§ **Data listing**
-- -- --

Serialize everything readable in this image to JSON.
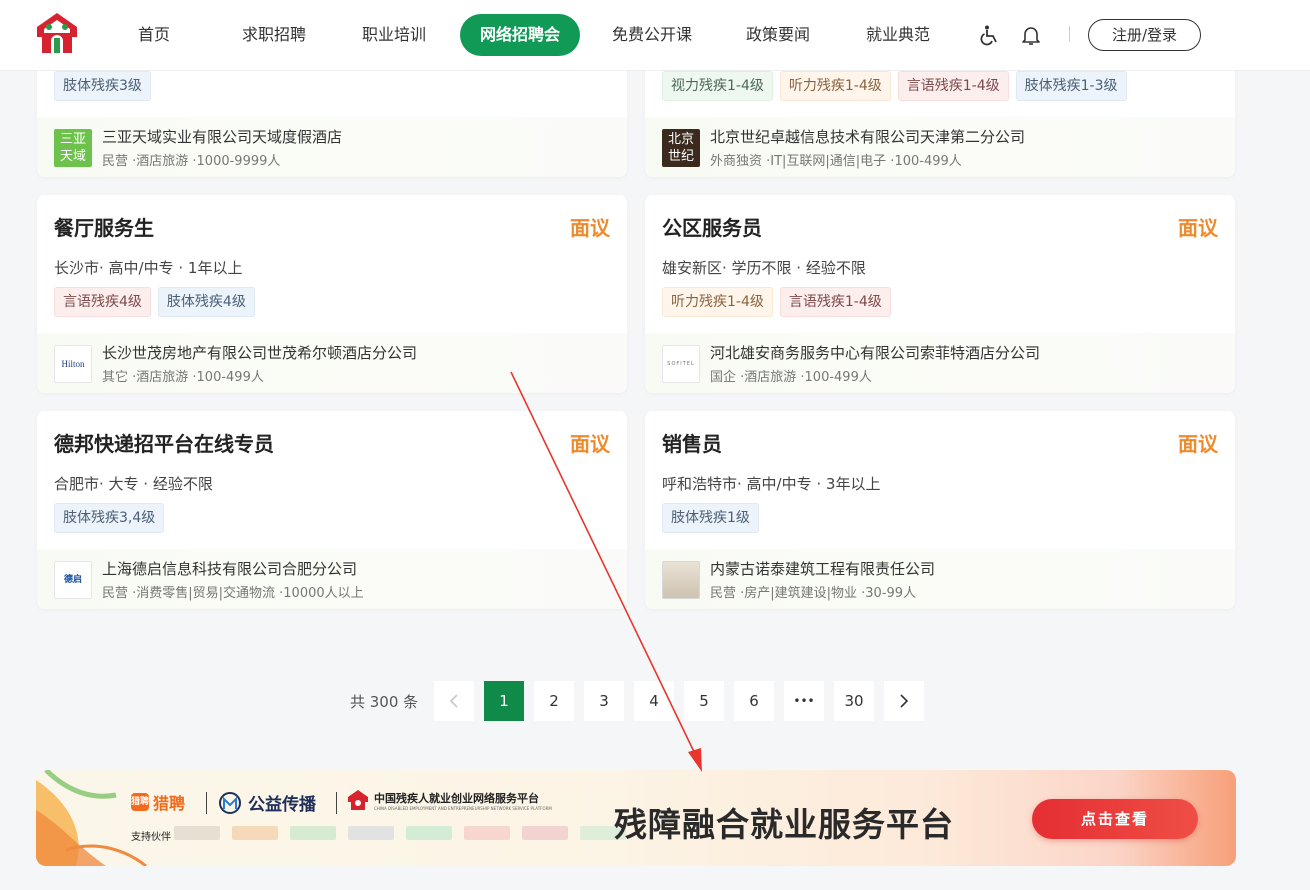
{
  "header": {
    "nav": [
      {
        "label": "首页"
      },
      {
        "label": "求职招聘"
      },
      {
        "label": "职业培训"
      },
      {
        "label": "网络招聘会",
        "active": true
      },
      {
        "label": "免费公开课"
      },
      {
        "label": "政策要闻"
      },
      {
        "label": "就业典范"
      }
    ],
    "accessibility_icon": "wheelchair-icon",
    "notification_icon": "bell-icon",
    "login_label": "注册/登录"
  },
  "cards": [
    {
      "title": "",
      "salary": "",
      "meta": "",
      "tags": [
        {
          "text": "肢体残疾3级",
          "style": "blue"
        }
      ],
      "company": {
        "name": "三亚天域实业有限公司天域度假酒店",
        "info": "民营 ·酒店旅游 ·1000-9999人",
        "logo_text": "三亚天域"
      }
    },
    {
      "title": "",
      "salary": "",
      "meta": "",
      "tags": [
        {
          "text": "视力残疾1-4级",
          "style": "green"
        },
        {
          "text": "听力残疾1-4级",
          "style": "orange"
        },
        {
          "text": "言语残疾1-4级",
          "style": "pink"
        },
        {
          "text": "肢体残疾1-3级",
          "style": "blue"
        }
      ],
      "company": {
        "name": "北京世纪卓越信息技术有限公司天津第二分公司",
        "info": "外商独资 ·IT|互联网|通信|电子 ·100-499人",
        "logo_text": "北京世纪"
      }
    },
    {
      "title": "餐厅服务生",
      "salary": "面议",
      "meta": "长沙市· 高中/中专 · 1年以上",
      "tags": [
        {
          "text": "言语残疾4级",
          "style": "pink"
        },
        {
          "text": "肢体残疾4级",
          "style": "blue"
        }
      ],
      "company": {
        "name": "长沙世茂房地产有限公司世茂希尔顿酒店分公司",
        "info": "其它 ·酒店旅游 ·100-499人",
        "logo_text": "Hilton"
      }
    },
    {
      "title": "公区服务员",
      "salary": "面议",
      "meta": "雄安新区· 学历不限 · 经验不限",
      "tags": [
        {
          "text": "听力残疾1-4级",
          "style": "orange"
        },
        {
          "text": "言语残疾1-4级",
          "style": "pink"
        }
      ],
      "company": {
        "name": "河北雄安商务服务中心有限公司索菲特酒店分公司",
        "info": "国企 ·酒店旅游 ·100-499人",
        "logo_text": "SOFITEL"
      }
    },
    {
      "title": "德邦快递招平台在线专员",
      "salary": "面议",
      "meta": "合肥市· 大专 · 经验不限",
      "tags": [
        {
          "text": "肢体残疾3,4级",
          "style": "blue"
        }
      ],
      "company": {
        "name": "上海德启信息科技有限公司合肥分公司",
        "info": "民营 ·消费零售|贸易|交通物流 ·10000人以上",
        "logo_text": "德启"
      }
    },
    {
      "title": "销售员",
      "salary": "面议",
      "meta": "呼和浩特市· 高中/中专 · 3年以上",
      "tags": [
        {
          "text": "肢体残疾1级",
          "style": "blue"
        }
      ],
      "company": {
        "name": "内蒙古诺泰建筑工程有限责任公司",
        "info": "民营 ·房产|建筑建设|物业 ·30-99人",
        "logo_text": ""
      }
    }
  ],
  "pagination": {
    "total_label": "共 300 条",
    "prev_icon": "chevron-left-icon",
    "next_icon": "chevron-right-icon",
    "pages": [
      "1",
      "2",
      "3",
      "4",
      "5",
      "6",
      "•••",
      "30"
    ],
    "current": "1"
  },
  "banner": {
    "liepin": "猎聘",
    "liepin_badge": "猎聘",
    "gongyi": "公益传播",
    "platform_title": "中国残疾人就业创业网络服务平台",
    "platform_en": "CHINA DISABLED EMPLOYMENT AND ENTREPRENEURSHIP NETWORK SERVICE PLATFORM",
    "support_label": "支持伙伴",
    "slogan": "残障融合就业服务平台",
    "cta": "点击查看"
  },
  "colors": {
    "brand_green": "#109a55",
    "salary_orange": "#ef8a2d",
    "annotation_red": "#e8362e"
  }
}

-- -- --

§ **Work to complete**
Each line holding the word "酒店旅游" counts once; report the total and nothing else.

§ **Response below**
3